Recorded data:

—————

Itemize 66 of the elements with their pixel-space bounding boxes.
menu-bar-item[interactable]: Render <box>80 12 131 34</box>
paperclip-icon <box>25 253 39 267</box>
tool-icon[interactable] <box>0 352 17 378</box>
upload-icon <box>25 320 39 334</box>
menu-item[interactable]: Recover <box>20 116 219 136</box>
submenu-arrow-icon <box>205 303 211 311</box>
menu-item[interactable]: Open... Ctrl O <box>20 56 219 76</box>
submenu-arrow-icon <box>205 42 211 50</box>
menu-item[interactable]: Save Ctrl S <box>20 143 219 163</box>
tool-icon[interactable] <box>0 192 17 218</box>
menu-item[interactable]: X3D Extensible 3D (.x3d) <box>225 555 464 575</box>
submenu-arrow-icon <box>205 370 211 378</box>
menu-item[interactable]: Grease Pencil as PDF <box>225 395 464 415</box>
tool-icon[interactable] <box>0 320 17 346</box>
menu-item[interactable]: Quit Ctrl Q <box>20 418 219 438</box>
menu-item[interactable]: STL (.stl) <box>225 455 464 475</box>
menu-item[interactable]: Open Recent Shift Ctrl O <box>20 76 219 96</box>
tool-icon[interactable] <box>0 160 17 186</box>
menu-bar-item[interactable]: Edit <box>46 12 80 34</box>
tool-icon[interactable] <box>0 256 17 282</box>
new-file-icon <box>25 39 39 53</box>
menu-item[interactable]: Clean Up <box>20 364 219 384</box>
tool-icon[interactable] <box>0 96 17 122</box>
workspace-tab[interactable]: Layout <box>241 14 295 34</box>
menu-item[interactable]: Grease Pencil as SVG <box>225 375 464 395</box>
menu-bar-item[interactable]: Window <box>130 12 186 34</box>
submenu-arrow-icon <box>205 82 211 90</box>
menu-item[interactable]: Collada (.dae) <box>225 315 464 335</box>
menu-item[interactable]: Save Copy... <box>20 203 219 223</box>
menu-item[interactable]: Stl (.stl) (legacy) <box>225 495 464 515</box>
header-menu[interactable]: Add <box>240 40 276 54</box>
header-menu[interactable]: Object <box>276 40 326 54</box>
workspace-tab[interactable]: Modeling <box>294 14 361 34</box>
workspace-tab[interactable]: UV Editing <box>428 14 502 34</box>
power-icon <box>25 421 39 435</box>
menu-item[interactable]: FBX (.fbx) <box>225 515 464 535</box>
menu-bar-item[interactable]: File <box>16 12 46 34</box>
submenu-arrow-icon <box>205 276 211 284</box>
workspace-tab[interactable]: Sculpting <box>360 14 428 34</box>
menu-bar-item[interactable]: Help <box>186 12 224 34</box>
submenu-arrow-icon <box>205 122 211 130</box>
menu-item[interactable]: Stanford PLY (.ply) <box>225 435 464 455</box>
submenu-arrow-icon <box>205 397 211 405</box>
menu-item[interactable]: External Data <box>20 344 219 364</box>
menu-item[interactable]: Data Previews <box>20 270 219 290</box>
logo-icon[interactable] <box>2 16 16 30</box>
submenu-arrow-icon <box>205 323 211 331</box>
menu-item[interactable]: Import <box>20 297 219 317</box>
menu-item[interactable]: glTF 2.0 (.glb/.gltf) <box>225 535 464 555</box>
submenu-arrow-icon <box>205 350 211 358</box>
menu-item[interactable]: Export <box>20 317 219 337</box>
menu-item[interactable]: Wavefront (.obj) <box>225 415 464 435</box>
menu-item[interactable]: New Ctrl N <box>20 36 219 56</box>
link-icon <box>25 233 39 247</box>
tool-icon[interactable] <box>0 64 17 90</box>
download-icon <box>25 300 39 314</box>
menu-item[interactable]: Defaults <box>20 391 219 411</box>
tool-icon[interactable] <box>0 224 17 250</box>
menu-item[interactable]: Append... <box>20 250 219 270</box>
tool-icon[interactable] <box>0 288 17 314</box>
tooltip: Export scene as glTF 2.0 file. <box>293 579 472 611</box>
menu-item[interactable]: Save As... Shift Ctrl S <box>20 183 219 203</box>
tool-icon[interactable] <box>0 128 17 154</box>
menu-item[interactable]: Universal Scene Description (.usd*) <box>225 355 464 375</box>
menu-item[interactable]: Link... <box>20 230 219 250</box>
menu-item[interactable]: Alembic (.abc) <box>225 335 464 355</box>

—————

**Requirements**
Recast the lines from the start of the recorded data through the line containing "menu-item[interactable]: Save Ctrl", inclusive, as a numbered list. Leave out any blank lines.

**Result below**
1. Itemize 66 of the elements with their pixel-space bounding boxes.
2. menu-bar-item[interactable]: Render <box>80 12 131 34</box>
3. paperclip-icon <box>25 253 39 267</box>
4. tool-icon[interactable] <box>0 352 17 378</box>
5. upload-icon <box>25 320 39 334</box>
6. menu-item[interactable]: Recover <box>20 116 219 136</box>
7. submenu-arrow-icon <box>205 303 211 311</box>
8. menu-item[interactable]: Open... Ctrl O <box>20 56 219 76</box>
9. submenu-arrow-icon <box>205 42 211 50</box>
10. menu-item[interactable]: Save Ctrl S <box>20 143 219 163</box>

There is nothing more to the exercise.